Instructions for the task :: Below are records to repeat exactly. Omit the pictures from the copy.

Data rows ::
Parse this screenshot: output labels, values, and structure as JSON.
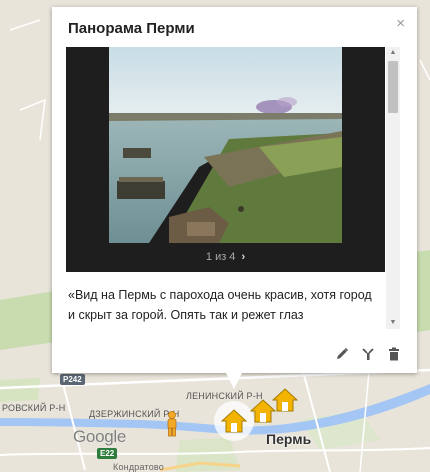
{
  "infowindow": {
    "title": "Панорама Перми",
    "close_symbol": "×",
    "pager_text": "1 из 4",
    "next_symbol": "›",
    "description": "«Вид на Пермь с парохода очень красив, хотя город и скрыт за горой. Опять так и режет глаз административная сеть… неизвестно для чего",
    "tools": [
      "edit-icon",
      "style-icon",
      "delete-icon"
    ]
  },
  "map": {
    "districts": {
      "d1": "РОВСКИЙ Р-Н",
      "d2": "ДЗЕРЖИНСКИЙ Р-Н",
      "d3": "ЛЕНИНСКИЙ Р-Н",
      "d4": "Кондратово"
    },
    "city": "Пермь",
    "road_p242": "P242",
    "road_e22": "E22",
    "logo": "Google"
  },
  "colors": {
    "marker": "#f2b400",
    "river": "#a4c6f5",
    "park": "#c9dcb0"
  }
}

Output for this exercise ::
Parse this screenshot: output labels, values, and structure as JSON.
{
  "infowindow": {
    "title": "Панорама Перми",
    "close_symbol": "×",
    "pager_text": "1 из 4",
    "next_symbol": "›",
    "description": "«Вид на Пермь с парохода очень красив, хотя город и скрыт за горой. Опять так и режет глаз административная сеть… неизвестно для чего",
    "tools": [
      "edit-icon",
      "style-icon",
      "delete-icon"
    ]
  },
  "map": {
    "districts": {
      "d1": "РОВСКИЙ Р-Н",
      "d2": "ДЗЕРЖИНСКИЙ Р-Н",
      "d3": "ЛЕНИНСКИЙ Р-Н",
      "d4": "Кондратово"
    },
    "city": "Пермь",
    "road_p242": "P242",
    "road_e22": "E22",
    "logo": "Google"
  },
  "colors": {
    "marker": "#f2b400",
    "river": "#a4c6f5",
    "park": "#c9dcb0"
  }
}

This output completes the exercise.